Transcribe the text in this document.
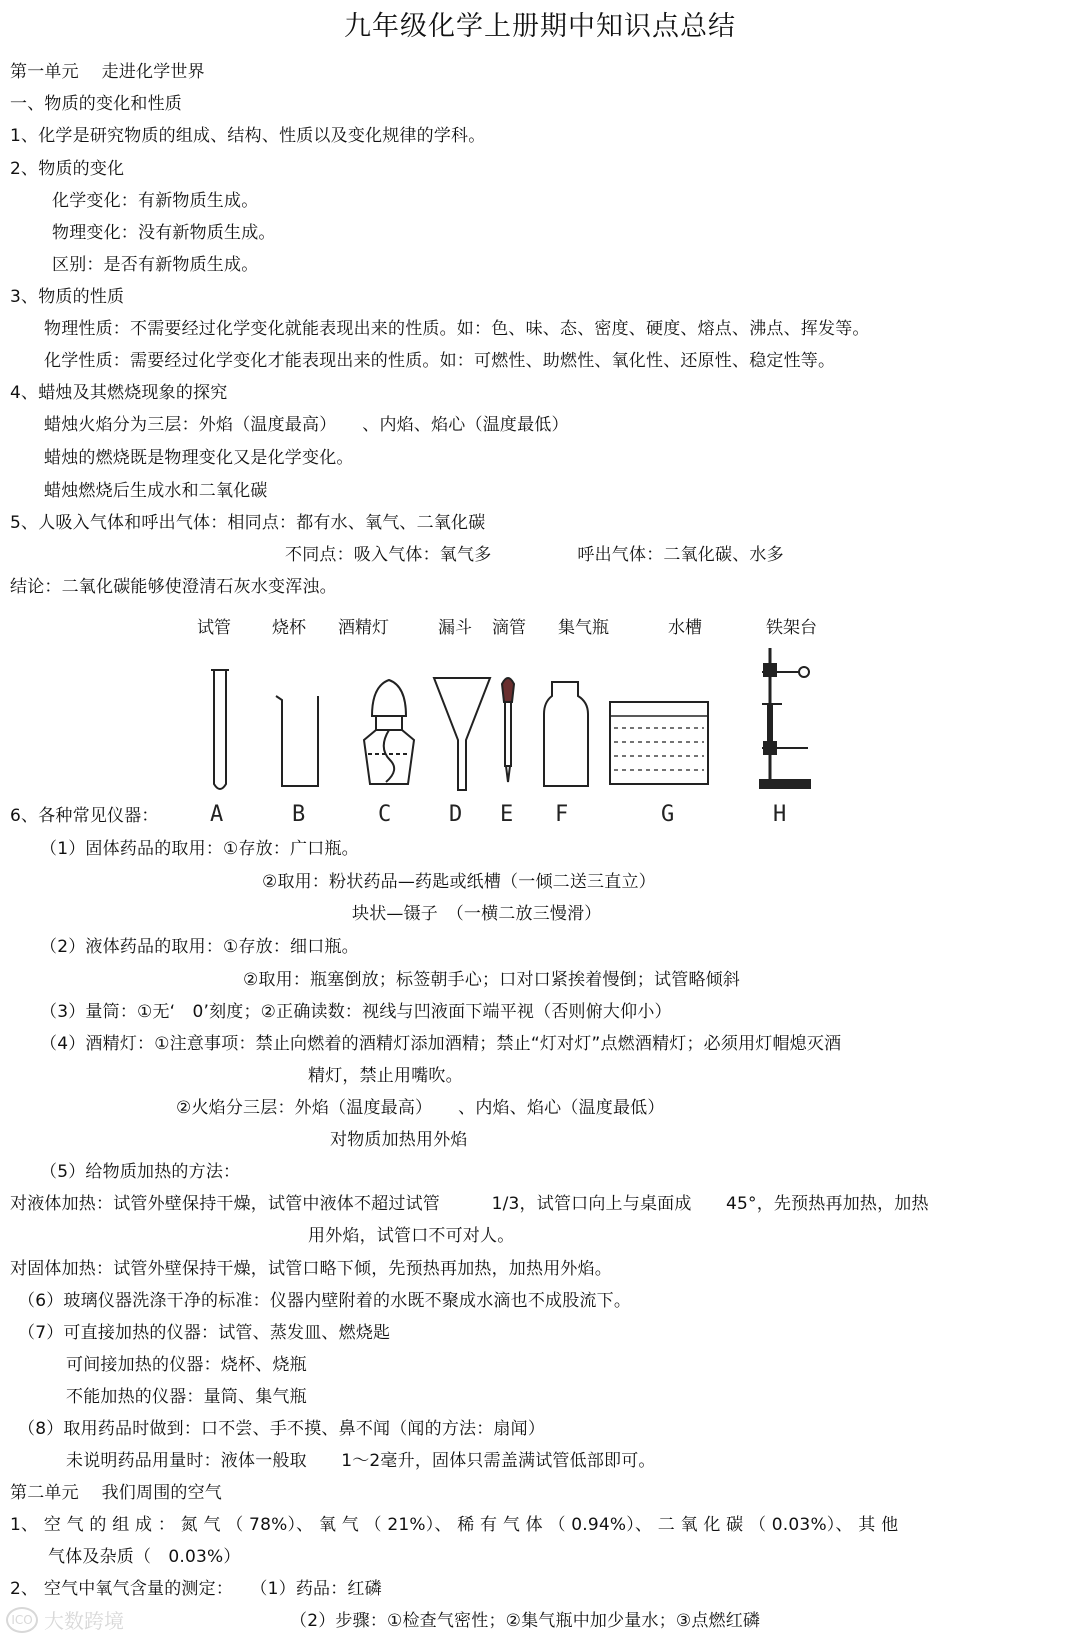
九年级化学上册期中知识点总结
第一单元　 走进化学世界
一、物质的变化和性质
1、化学是研究物质的组成、结构、性质以及变化规律的学科。
2、物质的变化
化学变化：有新物质生成。
物理变化：没有新物质生成。
区别：是否有新物质生成。
3、物质的性质
物理性质：不需要经过化学变化就能表现出来的性质。如：色、味、态、密度、硬度、熔点、沸点、挥发等。
化学性质：需要经过化学变化才能表现出来的性质。如：可燃性、助燃性、氧化性、还原性、稳定性等。
4、蜡烛及其燃烧现象的探究
蜡烛火焰分为三层：外焰（温度最高）　　、内焰、焰心（温度最低）
蜡烛的燃烧既是物理变化又是化学变化。
蜡烛燃烧后生成水和二氧化碳
5、人吸入气体和呼出气体：相同点：都有水、氧气、二氧化碳
不同点：吸入气体：氧气多　　　　　呼出气体：二氧化碳、水多
结论：二氧化碳能够使澄清石灰水变浑浊。
6、各种常见仪器：
（1）固体药品的取用：①存放：广口瓶。
②取用：粉状药品—药匙或纸槽（一倾二送三直立）
块状—镊子　（一横二放三慢滑）
（2）液体药品的取用：①存放：细口瓶。
②取用：瓶塞倒放；标签朝手心；口对口紧挨着慢倒；试管略倾斜
（3）量筒：①无‘　0’刻度；②正确读数：视线与凹液面下端平视（否则俯大仰小）
（4）酒精灯：①注意事项：禁止向燃着的酒精灯添加酒精；禁止“灯对灯”点燃酒精灯；必须用灯帽熄灭酒
精灯，禁止用嘴吹。
②火焰分三层：外焰（温度最高）　　、内焰、焰心（温度最低）
对物质加热用外焰
（5）给物质加热的方法：
对液体加热：试管外壁保持干燥，试管中液体不超过试管　　　1/3，试管口向上与桌面成　　45°，先预热再加热，加热
用外焰，试管口不可对人。
对固体加热：试管外壁保持干燥，试管口略下倾，先预热再加热，加热用外焰。
（6）玻璃仪器洗涤干净的标准：仪器内壁附着的水既不聚成水滴也不成股流下。
（7）可直接加热的仪器：试管、蒸发皿、燃烧匙
可间接加热的仪器：烧杯、烧瓶
不能加热的仪器：量筒、集气瓶
（8）取用药品时做到：口不尝、手不摸、鼻不闻（闻的方法：扇闻）
未说明药品用量时：液体一般取　　1～2毫升，固体只需盖满试管低部即可。
第二单元　 我们周围的空气
1、 空 气 的 组 成 ： 氮 气 （ 78%）、 氧 气 （ 21%）、 稀 有 气 体 （ 0.94%）、 二 氧 化 碳 （ 0.03%）、 其 他
气体及杂质（　0.03%）
2、 空气中氧气含量的测定：　　（1）药品：红磷
（2）步骤：①检查气密性；②集气瓶中加少量水；③点燃红磷
试管 烧杯 酒精灯	漏斗 滴管 集气瓶	水槽	铁架台
A	B	C	D E F	G	H
ICO 大数跨境
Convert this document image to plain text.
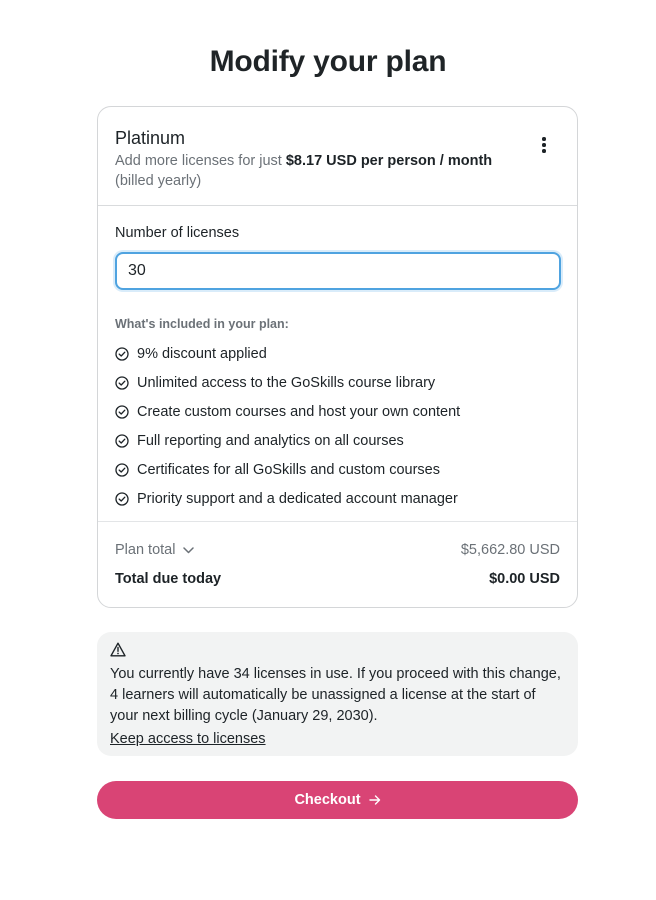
Modify your plan
Platinum
Add more licenses for just $8.17 USD per person / month
(billed yearly)
Number of licenses 30
What's included in your plan:
9% discount applied
Unlimited access to the GoSkills course library
Create custom courses and host your own content
Full reporting and analytics on all courses
Certificates for all GoSkills and custom courses
Priority support and a dedicated account manager
Plan total	$5,662.80 USD
Total due today	$0.00 USD
You currently have 34 licenses in use. If you proceed with this change, 4 learners will automatically be unassigned a license at the start of your next billing cycle (January 29, 2030).
Keep access to licenses
Checkout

_Task objective_: Your answer should be a single number: the count of lines in the data that include the word "先预热再加热".

_Full solution_: 2